- [GOAL OF THE EXERCISE]:
Reproduce each line of the material exactly, minus any picture.

- [TASK DATA]:
—————
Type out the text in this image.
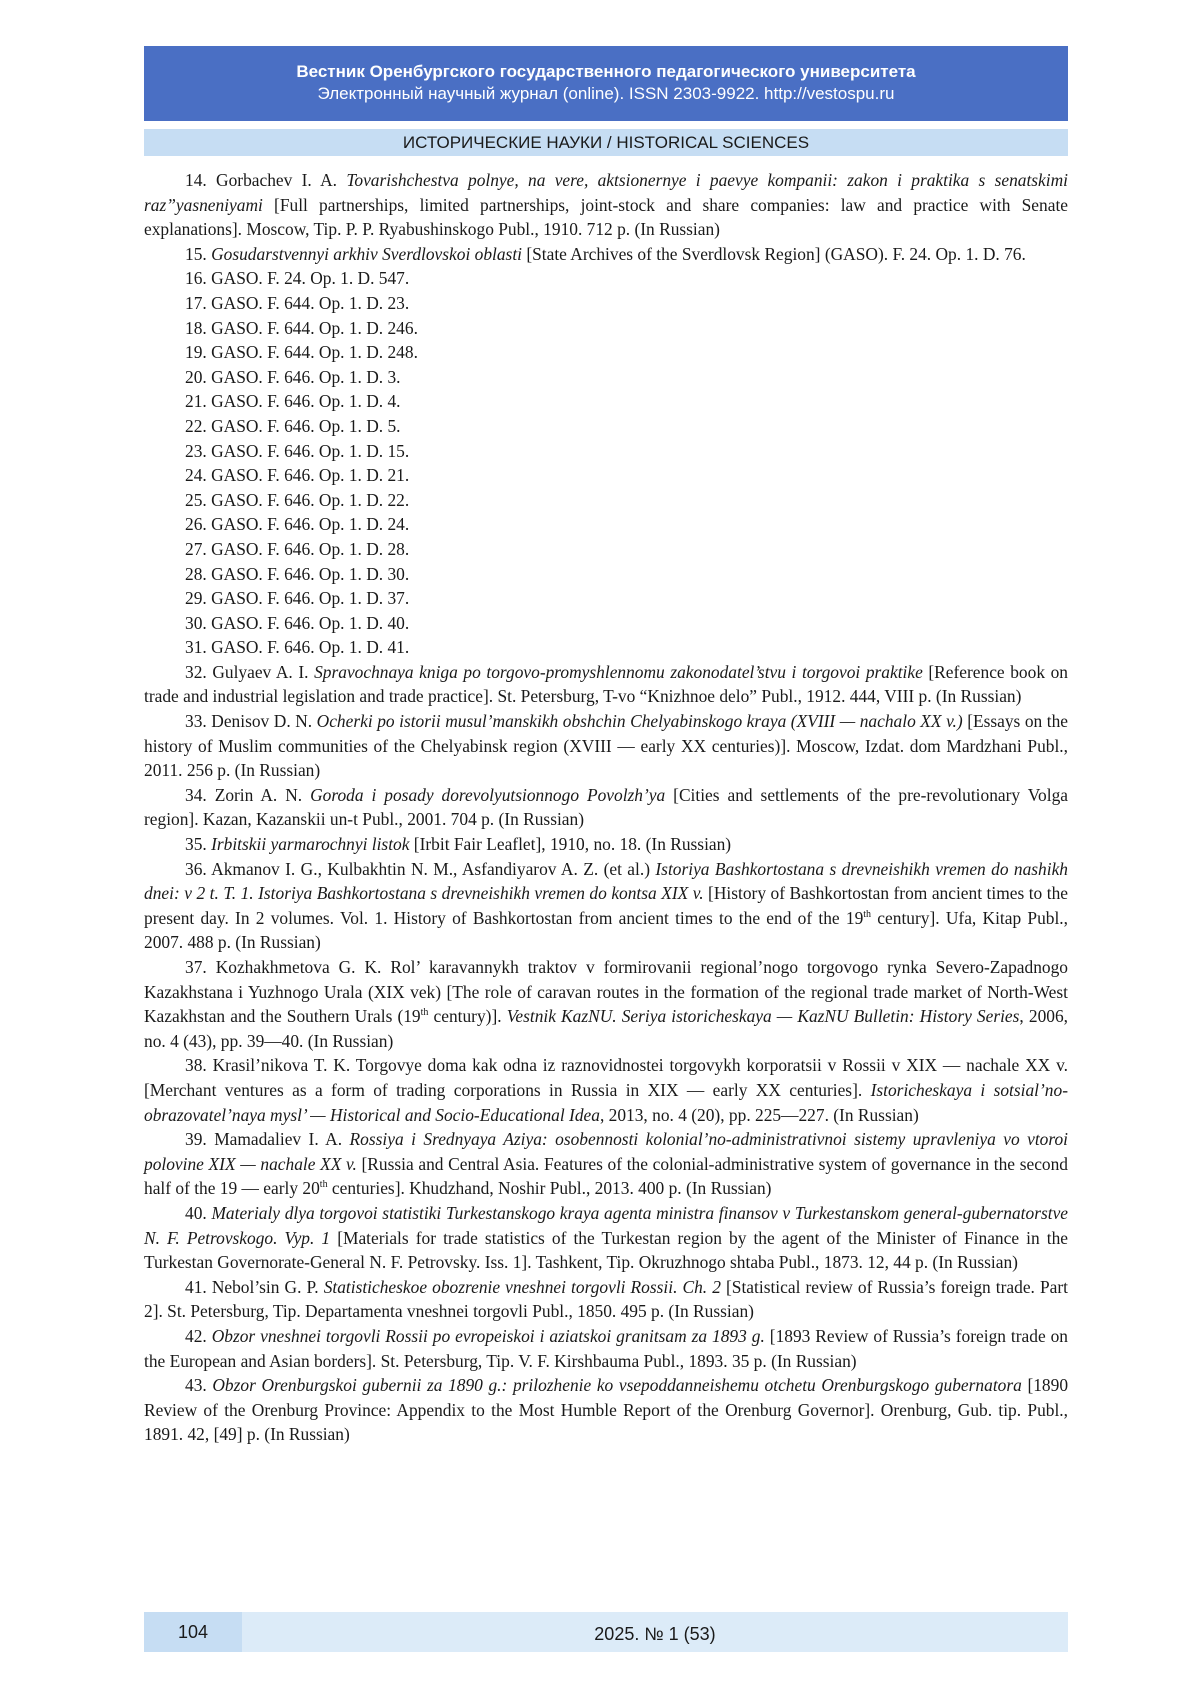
Вестник Оренбургского государственного педагогического университета
Электронный научный журнал (online). ISSN 2303-9922. http://vestospu.ru
ИСТОРИЧЕСКИЕ НАУКИ / HISTORICAL SCIENCES

14. Gorbachev I. A. Tovarishchestva polnye, na vere, aktsionernye i paevye kompanii: zakon i praktika s senatskimi raz”yasneniyami [Full partnerships, limited partnerships, joint-stock and share companies: law and practice with Senate explanations]. Moscow, Tip. P. P. Ryabushinskogo Publ., 1910. 712 p. (In Russian)

15. Gosudarstvennyi arkhiv Sverdlovskoi oblasti [State Archives of the Sverdlovsk Region] (GASO). F. 24. Op. 1. D. 76.

16. GASO. F. 24. Op. 1. D. 547.

17. GASO. F. 644. Op. 1. D. 23.

18. GASO. F. 644. Op. 1. D. 246.

19. GASO. F. 644. Op. 1. D. 248.

20. GASO. F. 646. Op. 1. D. 3.

21. GASO. F. 646. Op. 1. D. 4.

22. GASO. F. 646. Op. 1. D. 5.

23. GASO. F. 646. Op. 1. D. 15.

24. GASO. F. 646. Op. 1. D. 21.

25. GASO. F. 646. Op. 1. D. 22.

26. GASO. F. 646. Op. 1. D. 24.

27. GASO. F. 646. Op. 1. D. 28.

28. GASO. F. 646. Op. 1. D. 30.

29. GASO. F. 646. Op. 1. D. 37.

30. GASO. F. 646. Op. 1. D. 40.

31. GASO. F. 646. Op. 1. D. 41.

32. Gulyaev A. I. Spravochnaya kniga po torgovo-promyshlennomu zakonodatel’stvu i torgovoi praktike [Reference book on trade and industrial legislation and trade practice]. St. Petersburg, T-vo “Knizhnoe delo” Publ., 1912. 444, VIII p. (In Russian)

33. Denisov D. N. Ocherki po istorii musul’manskikh obshchin Chelyabinskogo kraya (XVIII — nachalo XX v.) [Essays on the history of Muslim communities of the Chelyabinsk region (XVIII — early XX centuries)]. Moscow, Izdat. dom Mardzhani Publ., 2011. 256 p. (In Russian)

34. Zorin A. N. Goroda i posady dorevolyutsionnogo Povolzh’ya [Cities and settlements of the pre-revolutionary Volga region]. Kazan, Kazanskii un-t Publ., 2001. 704 p. (In Russian)

35. Irbitskii yarmarochnyi listok [Irbit Fair Leaflet], 1910, no. 18. (In Russian)

36. Akmanov I. G., Kulbakhtin N. M., Asfandiyarov A. Z. (et al.) Istoriya Bashkortostana s drevneishikh vremen do nashikh dnei: v 2 t. T. 1. Istoriya Bashkortostana s drevneishikh vremen do kontsa XIX v. [History of Bashkortostan from ancient times to the present day. In 2 volumes. Vol. 1. History of Bashkortostan from ancient times to the end of the 19th century]. Ufa, Kitap Publ., 2007. 488 p. (In Russian)

37. Kozhakhmetova G. K. Rol’ karavannykh traktov v formirovanii regional’nogo torgovogo rynka Severo-Zapadnogo Kazakhstana i Yuzhnogo Urala (XIX vek) [The role of caravan routes in the formation of the regional trade market of North-West Kazakhstan and the Southern Urals (19th century)]. Vestnik KazNU. Seriya istoricheskaya — KazNU Bulletin: History Series, 2006, no. 4 (43), pp. 39—40. (In Russian)

38. Krasil’nikova T. K. Torgovye doma kak odna iz raznovidnostei torgovykh korporatsii v Rossii v XIX — nachale XX v. [Merchant ventures as a form of trading corporations in Russia in XIX — early XX centuries]. Istoricheskaya i sotsial’no-obrazovatel’naya mysl’ — Historical and Socio-Educational Idea, 2013, no. 4 (20), pp. 225—227. (In Russian)

39. Mamadaliev I. A. Rossiya i Srednyaya Aziya: osobennosti kolonial’no-administrativnoi sistemy upravleniya vo vtoroi polovine XIX — nachale XX v. [Russia and Central Asia. Features of the colonial-administrative system of governance in the second half of the 19 — early 20th centuries]. Khudzhand, Noshir Publ., 2013. 400 p. (In Russian)

40. Materialy dlya torgovoi statistiki Turkestanskogo kraya agenta ministra finansov v Turkestanskom general-gubernatorstve N. F. Petrovskogo. Vyp. 1 [Materials for trade statistics of the Turkestan region by the agent of the Minister of Finance in the Turkestan Governorate-General N. F. Petrovsky. Iss. 1]. Tashkent, Tip. Okruzhnogo shtaba Publ., 1873. 12, 44 p. (In Russian)

41. Nebol’sin G. P. Statisticheskoe obozrenie vneshnei torgovli Rossii. Ch. 2 [Statistical review of Russia’s foreign trade. Part 2]. St. Petersburg, Tip. Departamenta vneshnei torgovli Publ., 1850. 495 p. (In Russian)

42. Obzor vneshnei torgovli Rossii po evropeiskoi i aziatskoi granitsam za 1893 g. [1893 Review of Russia’s foreign trade on the European and Asian borders]. St. Petersburg, Tip. V. F. Kirshbauma Publ., 1893. 35 p. (In Russian)

43. Obzor Orenburgskoi gubernii za 1890 g.: prilozhenie ko vsepoddanneishemu otchetu Orenburgskogo gubernatora [1890 Review of the Orenburg Province: Appendix to the Most Humble Report of the Orenburg Governor]. Orenburg, Gub. tip. Publ., 1891. 42, [49] p. (In Russian)

104	2025. № 1 (53)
—————
- [SOLUTION]:
Type out the text in this image.
Вестник Оренбургского государственного педагогического университета
Электронный научный журнал (online). ISSN 2303-9922. http://vestospu.ru
ИСТОРИЧЕСКИЕ НАУКИ / HISTORICAL SCIENCES

14. Gorbachev I. A. Tovarishchestva polnye, na vere, aktsionernye i paevye kompanii: zakon i praktika s senatskimi raz”yasneniyami [Full partnerships, limited partnerships, joint-stock and share companies: law and practice with Senate explanations]. Moscow, Tip. P. P. Ryabushinskogo Publ., 1910. 712 p. (In Russian)

15. Gosudarstvennyi arkhiv Sverdlovskoi oblasti [State Archives of the Sverdlovsk Region] (GASO). F. 24. Op. 1. D. 76.

16. GASO. F. 24. Op. 1. D. 547.

17. GASO. F. 644. Op. 1. D. 23.

18. GASO. F. 644. Op. 1. D. 246.

19. GASO. F. 644. Op. 1. D. 248.

20. GASO. F. 646. Op. 1. D. 3.

21. GASO. F. 646. Op. 1. D. 4.

22. GASO. F. 646. Op. 1. D. 5.

23. GASO. F. 646. Op. 1. D. 15.

24. GASO. F. 646. Op. 1. D. 21.

25. GASO. F. 646. Op. 1. D. 22.

26. GASO. F. 646. Op. 1. D. 24.

27. GASO. F. 646. Op. 1. D. 28.

28. GASO. F. 646. Op. 1. D. 30.

29. GASO. F. 646. Op. 1. D. 37.

30. GASO. F. 646. Op. 1. D. 40.

31. GASO. F. 646. Op. 1. D. 41.

32. Gulyaev A. I. Spravochnaya kniga po torgovo-promyshlennomu zakonodatel’stvu i torgovoi praktike [Reference book on trade and industrial legislation and trade practice]. St. Petersburg, T-vo “Knizhnoe delo” Publ., 1912. 444, VIII p. (In Russian)

33. Denisov D. N. Ocherki po istorii musul’manskikh obshchin Chelyabinskogo kraya (XVIII — nachalo XX v.) [Essays on the history of Muslim communities of the Chelyabinsk region (XVIII — early XX centuries)]. Moscow, Izdat. dom Mardzhani Publ., 2011. 256 p. (In Russian)

34. Zorin A. N. Goroda i posady dorevolyutsionnogo Povolzh’ya [Cities and settlements of the pre-revolutionary Volga region]. Kazan, Kazanskii un-t Publ., 2001. 704 p. (In Russian)

35. Irbitskii yarmarochnyi listok [Irbit Fair Leaflet], 1910, no. 18. (In Russian)

36. Akmanov I. G., Kulbakhtin N. M., Asfandiyarov A. Z. (et al.) Istoriya Bashkortostana s drevneishikh vremen do nashikh dnei: v 2 t. T. 1. Istoriya Bashkortostana s drevneishikh vremen do kontsa XIX v. [History of Bashkortostan from ancient times to the present day. In 2 volumes. Vol. 1. History of Bashkortostan from ancient times to the end of the 19th century]. Ufa, Kitap Publ., 2007. 488 p. (In Russian)

37. Kozhakhmetova G. K. Rol’ karavannykh traktov v formirovanii regional’nogo torgovogo rynka Severo-Zapadnogo Kazakhstana i Yuzhnogo Urala (XIX vek) [The role of caravan routes in the formation of the regional trade market of North-West Kazakhstan and the Southern Urals (19th century)]. Vestnik KazNU. Seriya istoricheskaya — KazNU Bulletin: History Series, 2006, no. 4 (43), pp. 39—40. (In Russian)

38. Krasil’nikova T. K. Torgovye doma kak odna iz raznovidnostei torgovykh korporatsii v Rossii v XIX — nachale XX v. [Merchant ventures as a form of trading corporations in Russia in XIX — early XX centuries]. Istoricheskaya i sotsial’no-obrazovatel’naya mysl’ — Historical and Socio-Educational Idea, 2013, no. 4 (20), pp. 225—227. (In Russian)

39. Mamadaliev I. A. Rossiya i Srednyaya Aziya: osobennosti kolonial’no-administrativnoi sistemy upravleniya vo vtoroi polovine XIX — nachale XX v. [Russia and Central Asia. Features of the colonial-administrative system of governance in the second half of the 19 — early 20th centuries]. Khudzhand, Noshir Publ., 2013. 400 p. (In Russian)

40. Materialy dlya torgovoi statistiki Turkestanskogo kraya agenta ministra finansov v Turkestanskom general-gubernatorstve N. F. Petrovskogo. Vyp. 1 [Materials for trade statistics of the Turkestan region by the agent of the Minister of Finance in the Turkestan Governorate-General N. F. Petrovsky. Iss. 1]. Tashkent, Tip. Okruzhnogo shtaba Publ., 1873. 12, 44 p. (In Russian)

41. Nebol’sin G. P. Statisticheskoe obozrenie vneshnei torgovli Rossii. Ch. 2 [Statistical review of Russia’s foreign trade. Part 2]. St. Petersburg, Tip. Departamenta vneshnei torgovli Publ., 1850. 495 p. (In Russian)

42. Obzor vneshnei torgovli Rossii po evropeiskoi i aziatskoi granitsam za 1893 g. [1893 Review of Russia’s foreign trade on the European and Asian borders]. St. Petersburg, Tip. V. F. Kirshbauma Publ., 1893. 35 p. (In Russian)

43. Obzor Orenburgskoi gubernii za 1890 g.: prilozhenie ko vsepoddanneishemu otchetu Orenburgskogo gubernatora [1890 Review of the Orenburg Province: Appendix to the Most Humble Report of the Orenburg Governor]. Orenburg, Gub. tip. Publ., 1891. 42, [49] p. (In Russian)

104	2025. № 1 (53)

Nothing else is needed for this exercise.